>> Start DATASET

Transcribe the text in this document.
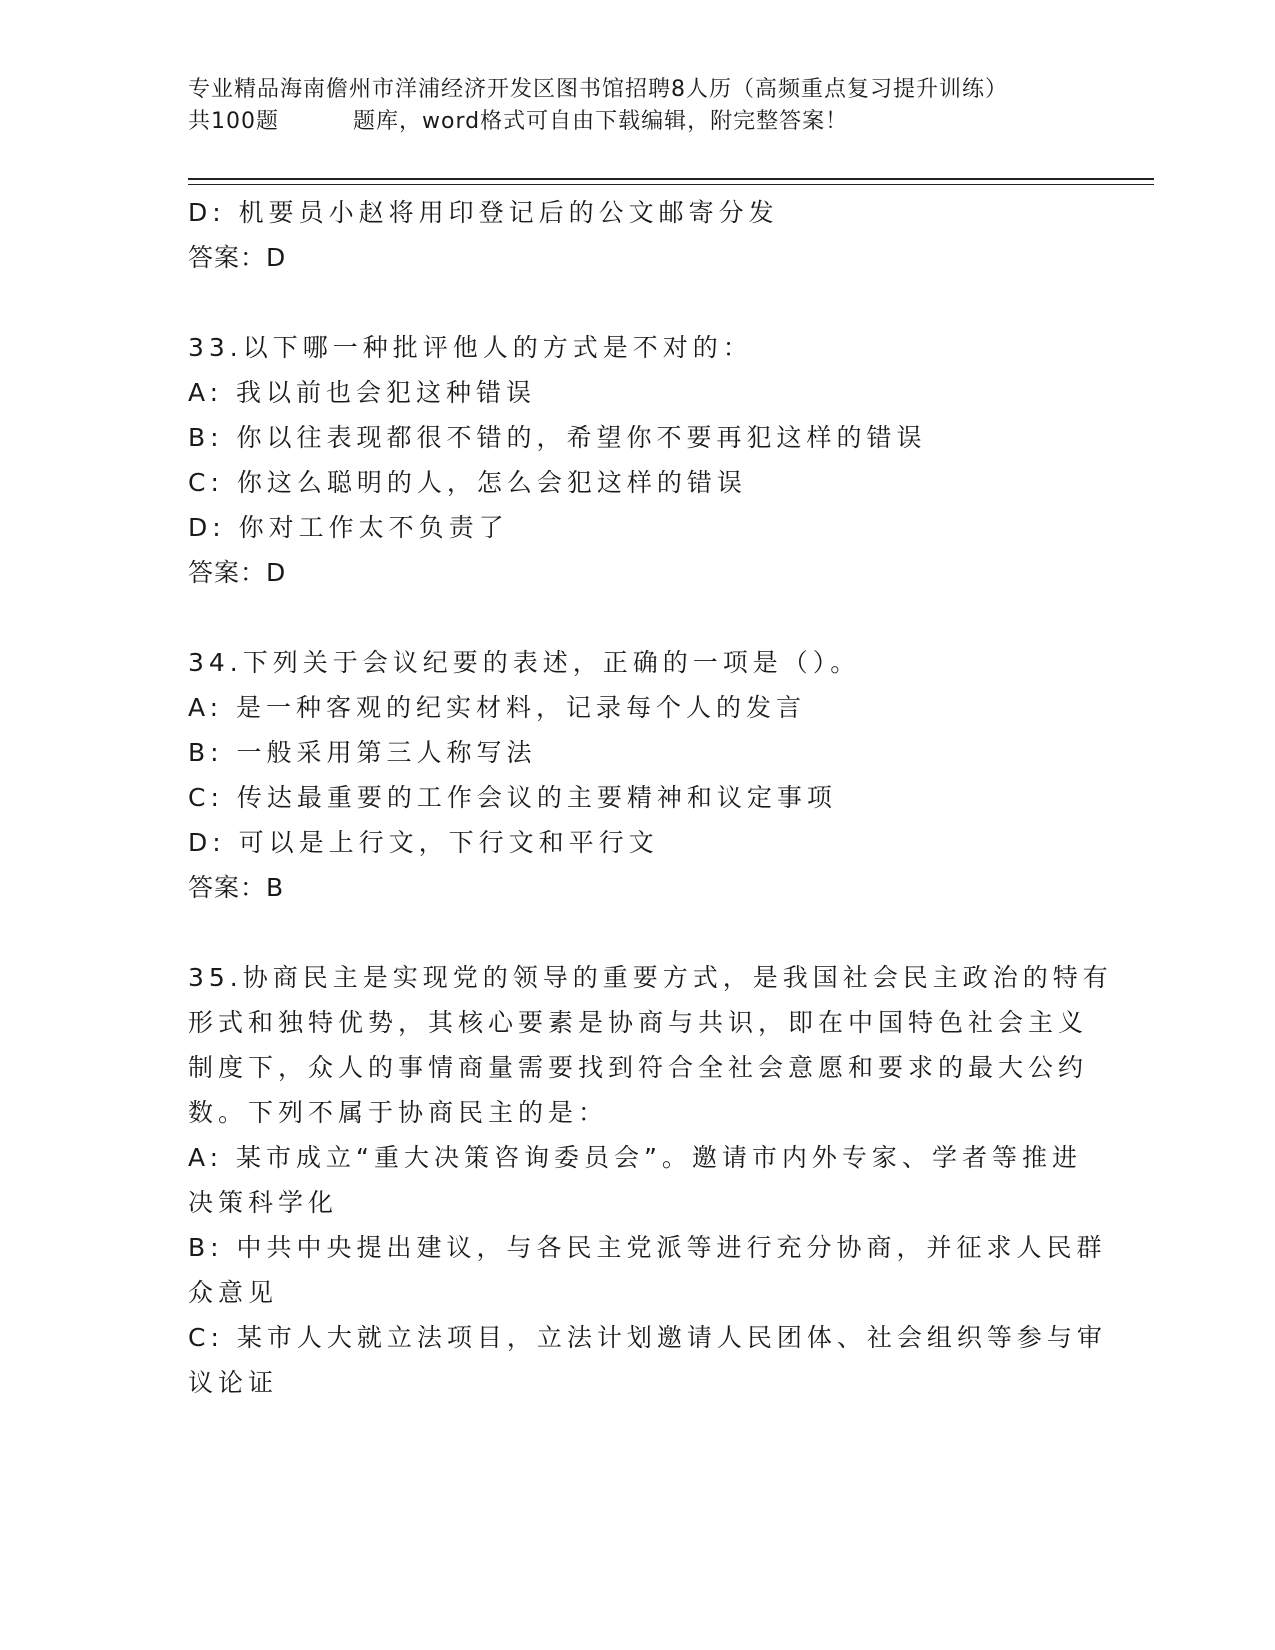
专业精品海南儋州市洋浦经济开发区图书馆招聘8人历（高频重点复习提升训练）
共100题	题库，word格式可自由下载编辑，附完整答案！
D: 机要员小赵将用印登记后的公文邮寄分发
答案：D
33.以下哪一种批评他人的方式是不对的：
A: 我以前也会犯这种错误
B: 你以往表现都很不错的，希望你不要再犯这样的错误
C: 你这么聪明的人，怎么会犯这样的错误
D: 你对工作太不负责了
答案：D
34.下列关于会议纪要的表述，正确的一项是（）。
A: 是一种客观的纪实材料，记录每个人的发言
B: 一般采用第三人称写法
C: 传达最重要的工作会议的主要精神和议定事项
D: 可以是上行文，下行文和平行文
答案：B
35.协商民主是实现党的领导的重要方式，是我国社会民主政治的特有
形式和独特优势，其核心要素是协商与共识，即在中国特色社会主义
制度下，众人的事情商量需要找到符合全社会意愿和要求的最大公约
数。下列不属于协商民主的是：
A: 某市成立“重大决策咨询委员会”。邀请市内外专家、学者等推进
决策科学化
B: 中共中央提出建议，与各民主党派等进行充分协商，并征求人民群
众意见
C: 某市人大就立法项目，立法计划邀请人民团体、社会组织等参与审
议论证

>> End DATASET

> [EXERCISE TASK] Without the pictures, restate all the entries above exactly.

> [FULL SOLUTION]
Transcribe the text in this document.
专业精品海南儋州市洋浦经济开发区图书馆招聘8人历（高频重点复习提升训练）
共100题	题库，word格式可自由下载编辑，附完整答案！
D: 机要员小赵将用印登记后的公文邮寄分发
答案：D
33.以下哪一种批评他人的方式是不对的：
A: 我以前也会犯这种错误
B: 你以往表现都很不错的，希望你不要再犯这样的错误
C: 你这么聪明的人，怎么会犯这样的错误
D: 你对工作太不负责了
答案：D
34.下列关于会议纪要的表述，正确的一项是（）。
A: 是一种客观的纪实材料，记录每个人的发言
B: 一般采用第三人称写法
C: 传达最重要的工作会议的主要精神和议定事项
D: 可以是上行文，下行文和平行文
答案：B
35.协商民主是实现党的领导的重要方式，是我国社会民主政治的特有
形式和独特优势，其核心要素是协商与共识，即在中国特色社会主义
制度下，众人的事情商量需要找到符合全社会意愿和要求的最大公约
数。下列不属于协商民主的是：
A: 某市成立“重大决策咨询委员会”。邀请市内外专家、学者等推进
决策科学化
B: 中共中央提出建议，与各民主党派等进行充分协商，并征求人民群
众意见
C: 某市人大就立法项目，立法计划邀请人民团体、社会组织等参与审
议论证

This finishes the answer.